(Records from a collection)
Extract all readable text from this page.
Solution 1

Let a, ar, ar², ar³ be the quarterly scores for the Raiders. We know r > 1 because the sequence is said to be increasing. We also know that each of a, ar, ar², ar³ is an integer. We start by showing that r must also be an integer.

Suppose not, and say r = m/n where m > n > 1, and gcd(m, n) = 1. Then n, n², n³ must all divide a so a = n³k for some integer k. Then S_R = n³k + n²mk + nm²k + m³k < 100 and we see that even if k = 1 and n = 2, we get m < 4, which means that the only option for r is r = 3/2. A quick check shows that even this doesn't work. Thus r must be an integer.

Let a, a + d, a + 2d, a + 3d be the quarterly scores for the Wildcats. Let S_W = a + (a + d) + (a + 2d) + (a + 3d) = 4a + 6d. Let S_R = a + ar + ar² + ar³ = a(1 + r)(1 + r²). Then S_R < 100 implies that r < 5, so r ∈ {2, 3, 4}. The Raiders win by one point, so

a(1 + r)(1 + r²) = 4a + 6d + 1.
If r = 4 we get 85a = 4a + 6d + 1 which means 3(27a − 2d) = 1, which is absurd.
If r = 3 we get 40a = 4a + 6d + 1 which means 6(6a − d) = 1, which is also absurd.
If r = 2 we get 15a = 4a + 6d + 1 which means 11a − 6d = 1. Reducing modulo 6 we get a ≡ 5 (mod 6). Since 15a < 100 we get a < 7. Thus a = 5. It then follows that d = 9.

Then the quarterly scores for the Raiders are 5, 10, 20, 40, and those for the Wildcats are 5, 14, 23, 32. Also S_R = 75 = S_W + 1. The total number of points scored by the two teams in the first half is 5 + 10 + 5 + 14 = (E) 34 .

* [What to produce]:
Your task is to repeat the data exactly, with nothing left out.

* [Solution to this exercise]:
Extract all readable text from this page.
Solution 1

Let a, ar, ar², ar³ be the quarterly scores for the Raiders. We know r > 1 because the sequence is said to be increasing. We also know that each of a, ar, ar², ar³ is an integer. We start by showing that r must also be an integer.

Suppose not, and say r = m/n where m > n > 1, and gcd(m, n) = 1. Then n, n², n³ must all divide a so a = n³k for some integer k. Then S_R = n³k + n²mk + nm²k + m³k < 100 and we see that even if k = 1 and n = 2, we get m < 4, which means that the only option for r is r = 3/2. A quick check shows that even this doesn't work. Thus r must be an integer.

Let a, a + d, a + 2d, a + 3d be the quarterly scores for the Wildcats. Let S_W = a + (a + d) + (a + 2d) + (a + 3d) = 4a + 6d. Let S_R = a + ar + ar² + ar³ = a(1 + r)(1 + r²). Then S_R < 100 implies that r < 5, so r ∈ {2, 3, 4}. The Raiders win by one point, so

a(1 + r)(1 + r²) = 4a + 6d + 1.
If r = 4 we get 85a = 4a + 6d + 1 which means 3(27a − 2d) = 1, which is absurd.
If r = 3 we get 40a = 4a + 6d + 1 which means 6(6a − d) = 1, which is also absurd.
If r = 2 we get 15a = 4a + 6d + 1 which means 11a − 6d = 1. Reducing modulo 6 we get a ≡ 5 (mod 6). Since 15a < 100 we get a < 7. Thus a = 5. It then follows that d = 9.

Then the quarterly scores for the Raiders are 5, 10, 20, 40, and those for the Wildcats are 5, 14, 23, 32. Also S_R = 75 = S_W + 1. The total number of points scored by the two teams in the first half is 5 + 10 + 5 + 14 = (E) 34 .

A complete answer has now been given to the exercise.